• **Exercise brief**
Transcribe the entries below exactly; leave every image out.

• **Data in this exercise**
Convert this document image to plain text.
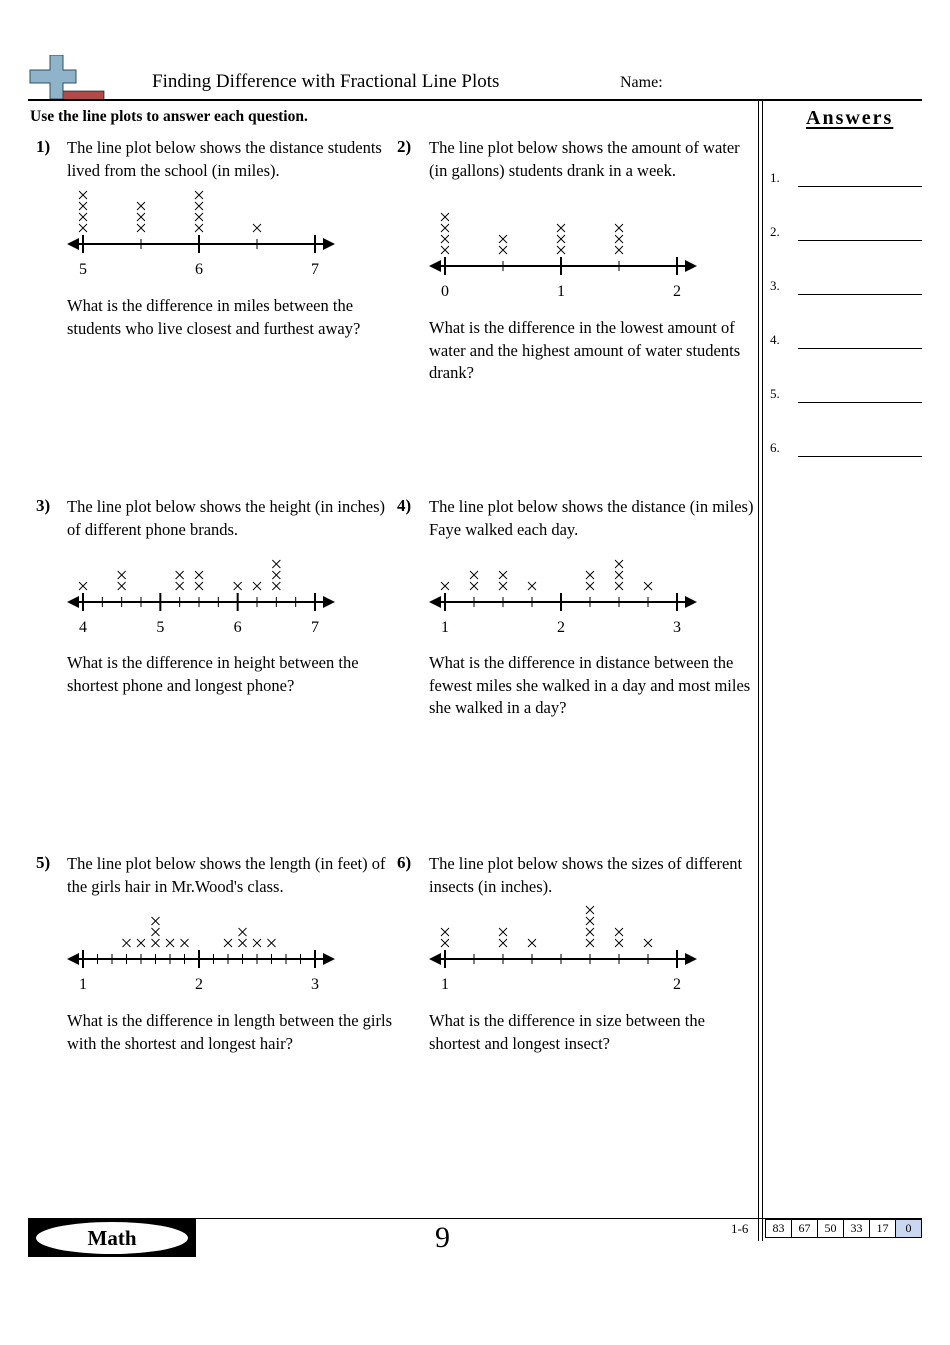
Finding Difference with Fractional Line Plots	Name:
Use the line plots to answer each question.	Answers
1.
2.
3.
4.
5.
6.
1) The line plot below shows the distance students lived from the school (in miles).
5	6	7
What is the difference in miles between the students who live closest and furthest away?
2) The line plot below shows the amount of water (in gallons) students drank in a week.
0	1	2
What is the difference in the lowest amount of water and the highest amount of water students drank?
3) The line plot below shows the height (in inches) of different phone brands.
4	5	6	7
What is the difference in height between the shortest phone and longest phone?
4) The line plot below shows the distance (in miles) Faye walked each day.
1	2	3
What is the difference in distance between the fewest miles she walked in a day and most miles she walked in a day?
5) The line plot below shows the length (in feet) of the girls hair in Mr.Wood's class.
1	2	3
What is the difference in length between the girls with the shortest and longest hair?
6) The line plot below shows the sizes of different insects (in inches).
1	2
What is the difference in size between the shortest and longest insect?
Math	9	1-6	83	67	50	33	17	0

• **Expected answer**
Convert this document image to plain text.
Finding Difference with Fractional Line Plots	Name:
Use the line plots to answer each question.	Answers
1.
2.
3.
4.
5.
6.
1) The line plot below shows the distance students lived from the school (in miles).
5	6	7
What is the difference in miles between the students who live closest and furthest away?
2) The line plot below shows the amount of water (in gallons) students drank in a week.
0	1	2
What is the difference in the lowest amount of water and the highest amount of water students drank?
3) The line plot below shows the height (in inches) of different phone brands.
4	5	6	7
What is the difference in height between the shortest phone and longest phone?
4) The line plot below shows the distance (in miles) Faye walked each day.
1	2	3
What is the difference in distance between the fewest miles she walked in a day and most miles she walked in a day?
5) The line plot below shows the length (in feet) of the girls hair in Mr.Wood's class.
1	2	3
What is the difference in length between the girls with the shortest and longest hair?
6) The line plot below shows the sizes of different insects (in inches).
1	2
What is the difference in size between the shortest and longest insect?
Math	9	1-6	83	67	50	33	17	0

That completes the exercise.